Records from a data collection
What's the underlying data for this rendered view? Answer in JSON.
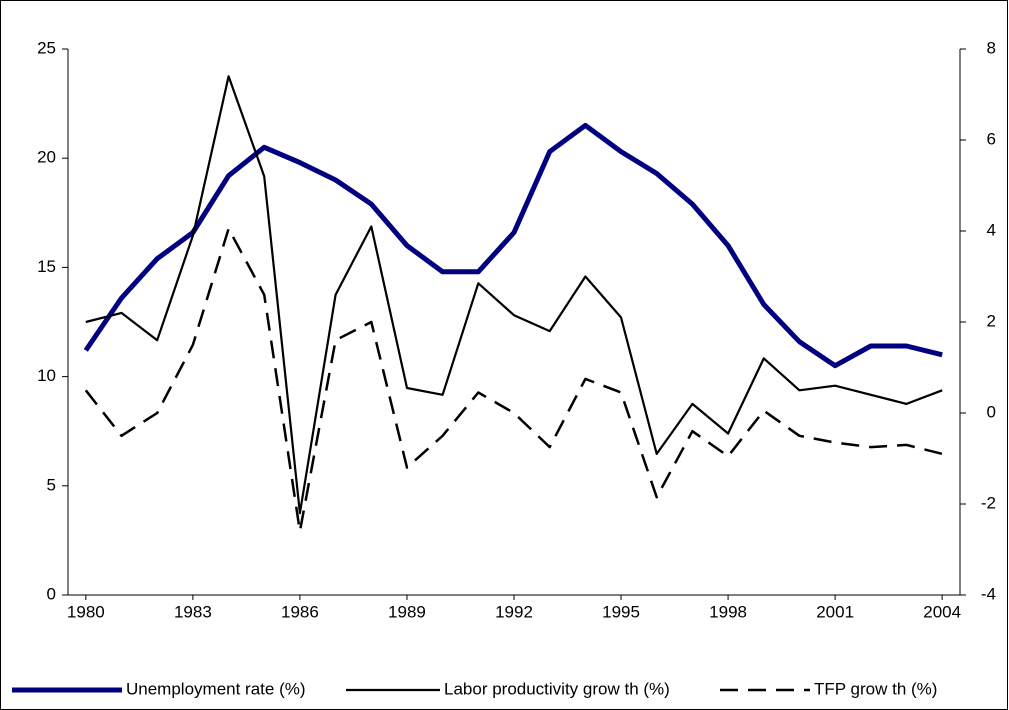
{
  "chart_data": {
    "type": "line",
    "categories": [
      "1980",
      null,
      null,
      "1983",
      null,
      null,
      "1986",
      null,
      null,
      "1989",
      null,
      null,
      "1992",
      null,
      null,
      "1995",
      null,
      null,
      "1998",
      null,
      null,
      "2001",
      null,
      null,
      "2004"
    ],
    "ylim": [
      0,
      25
    ],
    "yticks": [
      0,
      5,
      10,
      15,
      20,
      25
    ],
    "y2lim": [
      -4,
      8
    ],
    "y2ticks": [
      -4,
      -2,
      0,
      2,
      4,
      6,
      8
    ],
    "legend": "bottom",
    "series": [
      {
        "name": "Unemployment rate (%)",
        "color": "#000080",
        "style": "thick",
        "values": [
          11.2,
          13.6,
          15.4,
          16.6,
          19.2,
          20.5,
          19.8,
          19.0,
          17.9,
          16.0,
          14.8,
          14.8,
          16.6,
          20.3,
          21.5,
          20.3,
          19.3,
          17.9,
          16.0,
          13.3,
          11.6,
          10.5,
          11.4,
          11.4,
          11.0
        ]
      },
      {
        "name": "Labor productivity grow th (%)",
        "color": "#000000",
        "style": "solid",
        "axis": "y2",
        "values": [
          2.0,
          2.2,
          1.6,
          3.9,
          7.4,
          5.2,
          -2.2,
          2.6,
          4.1,
          0.55,
          0.4,
          2.85,
          2.15,
          1.8,
          3.0,
          2.1,
          -0.9,
          0.2,
          -0.45,
          1.2,
          0.5,
          0.6,
          0.4,
          0.2,
          0.5
        ]
      },
      {
        "name": "TFP grow th (%)",
        "color": "#000000",
        "style": "dashed",
        "axis": "y2",
        "values": [
          0.5,
          -0.5,
          0,
          1.5,
          4.05,
          2.6,
          -2.6,
          1.6,
          2.0,
          -1.2,
          -0.5,
          0.45,
          0,
          -0.75,
          0.75,
          0.45,
          -1.85,
          -0.4,
          -0.95,
          0.05,
          -0.5,
          -0.65,
          -0.75,
          -0.7,
          -0.9
        ]
      }
    ]
  }
}
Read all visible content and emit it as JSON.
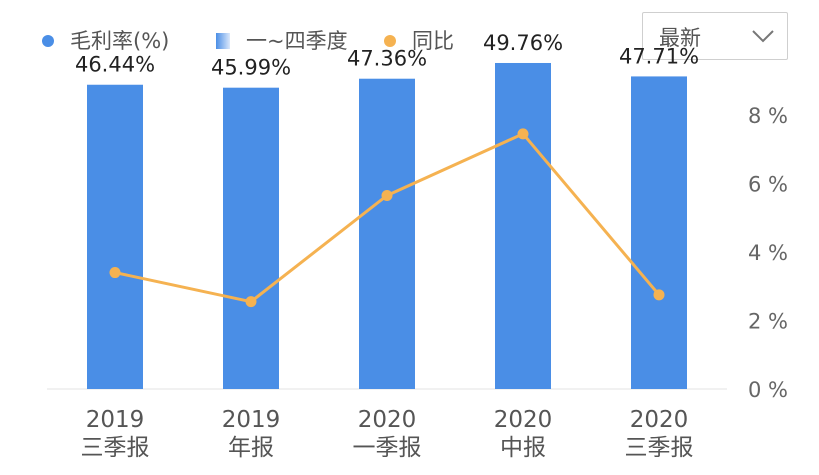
{
  "legend": {
    "items": [
      {
        "label": "毛利率(%)",
        "color": "#4a8ee6",
        "shape": "dot"
      },
      {
        "label": "一~四季度",
        "color": "#4a8ee6",
        "shape": "gradient-square"
      },
      {
        "label": "同比",
        "color": "#f5b251",
        "shape": "dot"
      }
    ]
  },
  "selector": {
    "value": "最新",
    "icon": "chevron-down-icon"
  },
  "chart_data": {
    "type": "bar",
    "categories": [
      [
        "2019",
        "三季报"
      ],
      [
        "2019",
        "年报"
      ],
      [
        "2020",
        "一季报"
      ],
      [
        "2020",
        "中报"
      ],
      [
        "2020",
        "三季报"
      ]
    ],
    "series": [
      {
        "name": "毛利率(%)",
        "type": "bar",
        "axis": "left",
        "color": "#4a8ee6",
        "values": [
          46.44,
          45.99,
          47.36,
          49.76,
          47.71
        ],
        "labels": [
          "46.44%",
          "45.99%",
          "47.36%",
          "49.76%",
          "47.71%"
        ]
      },
      {
        "name": "同比",
        "type": "line",
        "axis": "right",
        "color": "#f5b251",
        "values": [
          3.4,
          2.55,
          5.65,
          7.45,
          2.75
        ]
      }
    ],
    "y_right": {
      "ticks": [
        "8 %",
        "6 %",
        "4 %",
        "2 %",
        "0 %"
      ],
      "tick_values": [
        8,
        6,
        4,
        2,
        0
      ],
      "ylim": [
        0,
        8
      ]
    },
    "y_left_hidden": {
      "ylim": [
        0,
        58
      ]
    },
    "grid": false
  }
}
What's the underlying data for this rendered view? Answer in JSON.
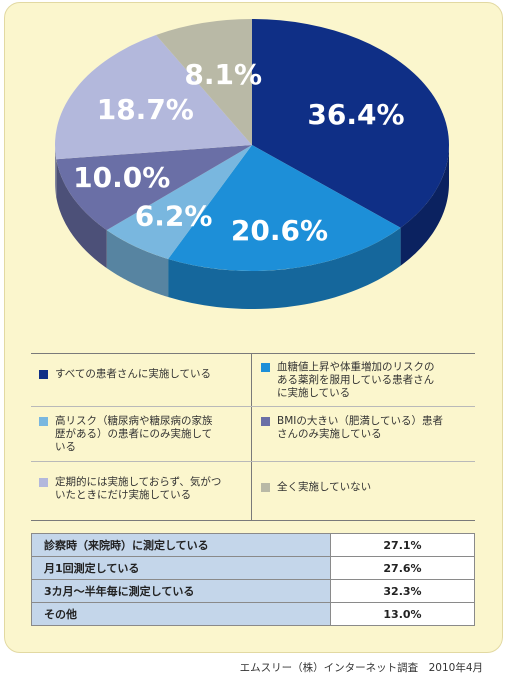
{
  "chart_data": {
    "type": "pie",
    "values": [
      36.4,
      20.6,
      6.2,
      10.0,
      18.7,
      8.1
    ],
    "labels": [
      "36.4%",
      "20.6%",
      "6.2%",
      "10.0%",
      "18.7%",
      "8.1%"
    ],
    "colors": [
      "#0f2f86",
      "#1d8fd8",
      "#79b7df",
      "#6a6fa6",
      "#b3b8dc",
      "#b9b9a6"
    ],
    "legend": [
      "すべての患者さんに実施している",
      "血糖値上昇や体重増加のリスクのある薬剤を服用している患者さんに実施している",
      "高リスク（糖尿病や糖尿病の家族歴がある）の患者にのみ実施している",
      "BMIの大きい（肥満している）患者さんのみ実施している",
      "定期的には実施しておらず、気がついたときにだけ実施している",
      "全く実施していない"
    ]
  },
  "legend_lines": {
    "l0": [
      "すべての患者さんに実施している"
    ],
    "l1": [
      "血糖値上昇や体重増加のリスクの",
      "ある薬剤を服用している患者さん",
      "に実施している"
    ],
    "l2": [
      "高リスク（糖尿病や糖尿病の家族",
      "歴がある）の患者にのみ実施して",
      "いる"
    ],
    "l3": [
      "BMIの大きい（肥満している）患者",
      "さんのみ実施している"
    ],
    "l4": [
      "定期的には実施しておらず、気がつ",
      "いたときにだけ実施している"
    ],
    "l5": [
      "全く実施していない"
    ]
  },
  "table": [
    {
      "label": "診察時（来院時）に測定している",
      "value": "27.1%"
    },
    {
      "label": "月1回測定している",
      "value": "27.6%"
    },
    {
      "label": "3カ月〜半年毎に測定している",
      "value": "32.3%"
    },
    {
      "label": "その他",
      "value": "13.0%"
    }
  ],
  "source": "エムスリー（株）インターネット調査　2010年4月"
}
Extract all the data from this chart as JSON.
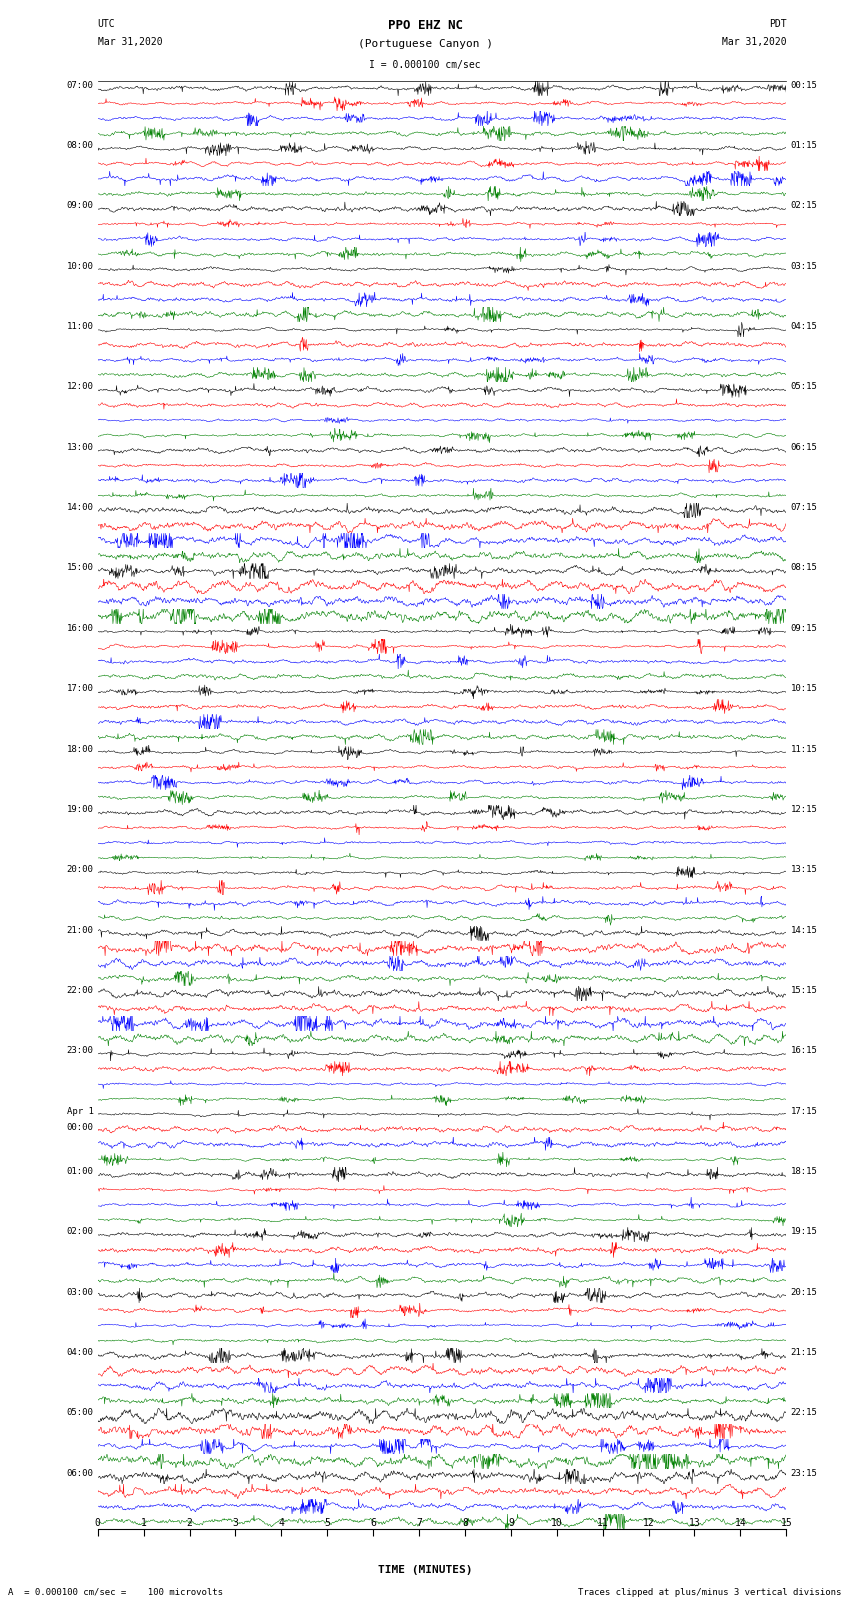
{
  "title_line1": "PPO EHZ NC",
  "title_line2": "(Portuguese Canyon )",
  "scale_label": "I = 0.000100 cm/sec",
  "utc_label": "UTC",
  "utc_date": "Mar 31,2020",
  "pdt_label": "PDT",
  "pdt_date": "Mar 31,2020",
  "left_times": [
    "07:00",
    "08:00",
    "09:00",
    "10:00",
    "11:00",
    "12:00",
    "13:00",
    "14:00",
    "15:00",
    "16:00",
    "17:00",
    "18:00",
    "19:00",
    "20:00",
    "21:00",
    "22:00",
    "23:00",
    "Apr 1\n00:00",
    "01:00",
    "02:00",
    "03:00",
    "04:00",
    "05:00",
    "06:00"
  ],
  "right_times": [
    "00:15",
    "01:15",
    "02:15",
    "03:15",
    "04:15",
    "05:15",
    "06:15",
    "07:15",
    "08:15",
    "09:15",
    "10:15",
    "11:15",
    "12:15",
    "13:15",
    "14:15",
    "15:15",
    "16:15",
    "17:15",
    "18:15",
    "19:15",
    "20:15",
    "21:15",
    "22:15",
    "23:15"
  ],
  "xlabel": "TIME (MINUTES)",
  "xticks": [
    0,
    1,
    2,
    3,
    4,
    5,
    6,
    7,
    8,
    9,
    10,
    11,
    12,
    13,
    14,
    15
  ],
  "footnote_left": "A  = 0.000100 cm/sec =    100 microvolts",
  "footnote_right": "Traces clipped at plus/minus 3 vertical divisions",
  "num_rows": 24,
  "traces_per_row": 4,
  "fig_width": 8.5,
  "fig_height": 16.13,
  "bg_color": "#ffffff",
  "trace_colors": [
    "#000000",
    "#ff0000",
    "#0000ff",
    "#008000"
  ],
  "high_amplitude_rows": [
    7,
    8,
    14,
    15,
    21,
    22,
    23
  ],
  "very_high_rows": [
    7,
    8,
    22,
    23
  ]
}
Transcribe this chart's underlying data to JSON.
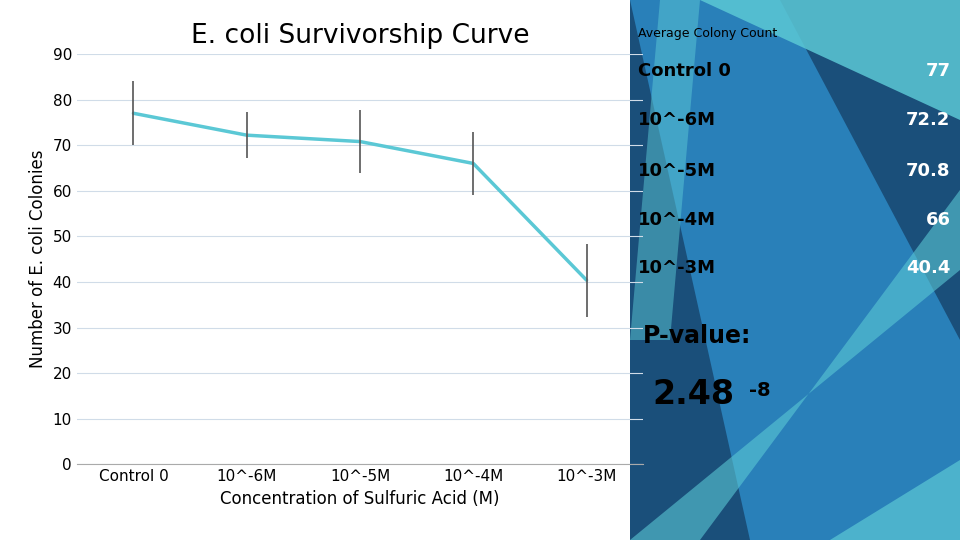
{
  "title": "E. coli Survivorship Curve",
  "xlabel": "Concentration of Sulfuric Acid (M)",
  "ylabel": "Number of E. coli Colonies",
  "categories": [
    "Control 0",
    "10^-6M",
    "10^-5M",
    "10^-4M",
    "10^-3M"
  ],
  "values": [
    77,
    72.2,
    70.8,
    66,
    40.4
  ],
  "error_bars": [
    7,
    5,
    7,
    7,
    8
  ],
  "ylim": [
    0,
    90
  ],
  "yticks": [
    0,
    10,
    20,
    30,
    40,
    50,
    60,
    70,
    80,
    90
  ],
  "line_color": "#5BC8D5",
  "background_color": "#ffffff",
  "grid_color": "#d0dce8",
  "title_fontsize": 19,
  "label_fontsize": 12,
  "tick_fontsize": 11,
  "legend_title": "Average Colony Count",
  "legend_labels": [
    "Control 0",
    "10^-6M",
    "10^-5M",
    "10^-4M",
    "10^-3M"
  ],
  "legend_values": [
    "77",
    "72.2",
    "70.8",
    "66",
    "40.4"
  ],
  "pvalue_text": "P-value:",
  "pvalue_num": "2.48",
  "pvalue_exp": "-8",
  "panel_dark": "#1a4f7a",
  "panel_mid": "#2980b9",
  "panel_light": "#5BC8D5"
}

#### Exercise task:
Locate each line containing the string "すべての患者さんに実施している" and show it.

#### Final answer:
      "すべての患者さんに実施している",
      "すべての患者さんに実施している"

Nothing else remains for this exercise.